Transcribe each record below word for word.

::: Supplied data :::

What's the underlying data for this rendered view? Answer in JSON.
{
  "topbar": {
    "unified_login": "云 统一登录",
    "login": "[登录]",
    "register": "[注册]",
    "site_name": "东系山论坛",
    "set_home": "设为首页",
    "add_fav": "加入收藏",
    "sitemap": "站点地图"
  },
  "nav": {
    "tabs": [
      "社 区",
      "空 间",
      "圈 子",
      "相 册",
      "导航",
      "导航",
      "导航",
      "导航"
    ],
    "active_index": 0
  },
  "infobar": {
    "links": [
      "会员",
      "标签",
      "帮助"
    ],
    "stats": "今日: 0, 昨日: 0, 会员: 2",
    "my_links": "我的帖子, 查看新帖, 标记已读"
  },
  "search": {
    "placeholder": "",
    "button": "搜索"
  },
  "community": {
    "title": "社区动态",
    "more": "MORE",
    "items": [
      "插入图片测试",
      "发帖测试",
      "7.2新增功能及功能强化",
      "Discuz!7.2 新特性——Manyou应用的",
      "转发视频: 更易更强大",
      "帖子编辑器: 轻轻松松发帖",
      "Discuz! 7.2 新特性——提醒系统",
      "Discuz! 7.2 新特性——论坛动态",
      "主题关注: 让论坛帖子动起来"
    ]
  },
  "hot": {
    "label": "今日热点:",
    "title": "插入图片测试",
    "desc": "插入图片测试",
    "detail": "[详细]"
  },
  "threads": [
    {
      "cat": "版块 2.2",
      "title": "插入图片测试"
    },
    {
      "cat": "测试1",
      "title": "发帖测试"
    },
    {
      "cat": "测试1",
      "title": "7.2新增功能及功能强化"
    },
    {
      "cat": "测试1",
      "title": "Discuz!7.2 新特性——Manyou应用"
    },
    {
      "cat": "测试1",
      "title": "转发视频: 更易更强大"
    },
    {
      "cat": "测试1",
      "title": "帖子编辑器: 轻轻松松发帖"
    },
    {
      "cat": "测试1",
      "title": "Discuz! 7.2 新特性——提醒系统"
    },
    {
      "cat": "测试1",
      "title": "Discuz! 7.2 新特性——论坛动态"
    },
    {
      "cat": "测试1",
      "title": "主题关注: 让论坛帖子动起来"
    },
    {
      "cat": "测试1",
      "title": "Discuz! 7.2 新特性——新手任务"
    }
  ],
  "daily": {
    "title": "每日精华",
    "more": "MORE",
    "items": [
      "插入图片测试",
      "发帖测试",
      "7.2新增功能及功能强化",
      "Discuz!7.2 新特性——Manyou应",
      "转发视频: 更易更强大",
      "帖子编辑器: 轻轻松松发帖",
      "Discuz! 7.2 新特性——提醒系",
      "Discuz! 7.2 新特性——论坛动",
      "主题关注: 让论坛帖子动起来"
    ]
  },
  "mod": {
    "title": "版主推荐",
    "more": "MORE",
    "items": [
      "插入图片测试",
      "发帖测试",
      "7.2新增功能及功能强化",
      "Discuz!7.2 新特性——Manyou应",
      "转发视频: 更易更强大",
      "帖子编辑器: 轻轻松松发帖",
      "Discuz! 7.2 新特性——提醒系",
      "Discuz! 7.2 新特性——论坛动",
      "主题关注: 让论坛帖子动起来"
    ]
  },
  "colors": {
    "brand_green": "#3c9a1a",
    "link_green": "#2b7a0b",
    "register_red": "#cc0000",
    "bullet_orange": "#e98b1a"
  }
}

:::

» Task answer:
What's the underlying data for this rendered view? Answer in JSON.
{
  "topbar": {
    "unified_login": "云 统一登录",
    "login": "[登录]",
    "register": "[注册]",
    "site_name": "东系山论坛",
    "set_home": "设为首页",
    "add_fav": "加入收藏",
    "sitemap": "站点地图"
  },
  "nav": {
    "tabs": [
      "社 区",
      "空 间",
      "圈 子",
      "相 册",
      "导航",
      "导航",
      "导航",
      "导航"
    ],
    "active_index": 0
  },
  "infobar": {
    "links": [
      "会员",
      "标签",
      "帮助"
    ],
    "stats": "今日: 0, 昨日: 0, 会员: 2",
    "my_links": "我的帖子, 查看新帖, 标记已读"
  },
  "search": {
    "placeholder": "",
    "button": "搜索"
  },
  "community": {
    "title": "社区动态",
    "more": "MORE",
    "items": [
      "插入图片测试",
      "发帖测试",
      "7.2新增功能及功能强化",
      "Discuz!7.2 新特性——Manyou应用的",
      "转发视频: 更易更强大",
      "帖子编辑器: 轻轻松松发帖",
      "Discuz! 7.2 新特性——提醒系统",
      "Discuz! 7.2 新特性——论坛动态",
      "主题关注: 让论坛帖子动起来"
    ]
  },
  "hot": {
    "label": "今日热点:",
    "title": "插入图片测试",
    "desc": "插入图片测试",
    "detail": "[详细]"
  },
  "threads": [
    {
      "cat": "版块 2.2",
      "title": "插入图片测试"
    },
    {
      "cat": "测试1",
      "title": "发帖测试"
    },
    {
      "cat": "测试1",
      "title": "7.2新增功能及功能强化"
    },
    {
      "cat": "测试1",
      "title": "Discuz!7.2 新特性——Manyou应用"
    },
    {
      "cat": "测试1",
      "title": "转发视频: 更易更强大"
    },
    {
      "cat": "测试1",
      "title": "帖子编辑器: 轻轻松松发帖"
    },
    {
      "cat": "测试1",
      "title": "Discuz! 7.2 新特性——提醒系统"
    },
    {
      "cat": "测试1",
      "title": "Discuz! 7.2 新特性——论坛动态"
    },
    {
      "cat": "测试1",
      "title": "主题关注: 让论坛帖子动起来"
    },
    {
      "cat": "测试1",
      "title": "Discuz! 7.2 新特性——新手任务"
    }
  ],
  "daily": {
    "title": "每日精华",
    "more": "MORE",
    "items": [
      "插入图片测试",
      "发帖测试",
      "7.2新增功能及功能强化",
      "Discuz!7.2 新特性——Manyou应",
      "转发视频: 更易更强大",
      "帖子编辑器: 轻轻松松发帖",
      "Discuz! 7.2 新特性——提醒系",
      "Discuz! 7.2 新特性——论坛动",
      "主题关注: 让论坛帖子动起来"
    ]
  },
  "mod": {
    "title": "版主推荐",
    "more": "MORE",
    "items": [
      "插入图片测试",
      "发帖测试",
      "7.2新增功能及功能强化",
      "Discuz!7.2 新特性——Manyou应",
      "转发视频: 更易更强大",
      "帖子编辑器: 轻轻松松发帖",
      "Discuz! 7.2 新特性——提醒系",
      "Discuz! 7.2 新特性——论坛动",
      "主题关注: 让论坛帖子动起来"
    ]
  },
  "colors": {
    "brand_green": "#3c9a1a",
    "link_green": "#2b7a0b",
    "register_red": "#cc0000",
    "bullet_orange": "#e98b1a"
  }
}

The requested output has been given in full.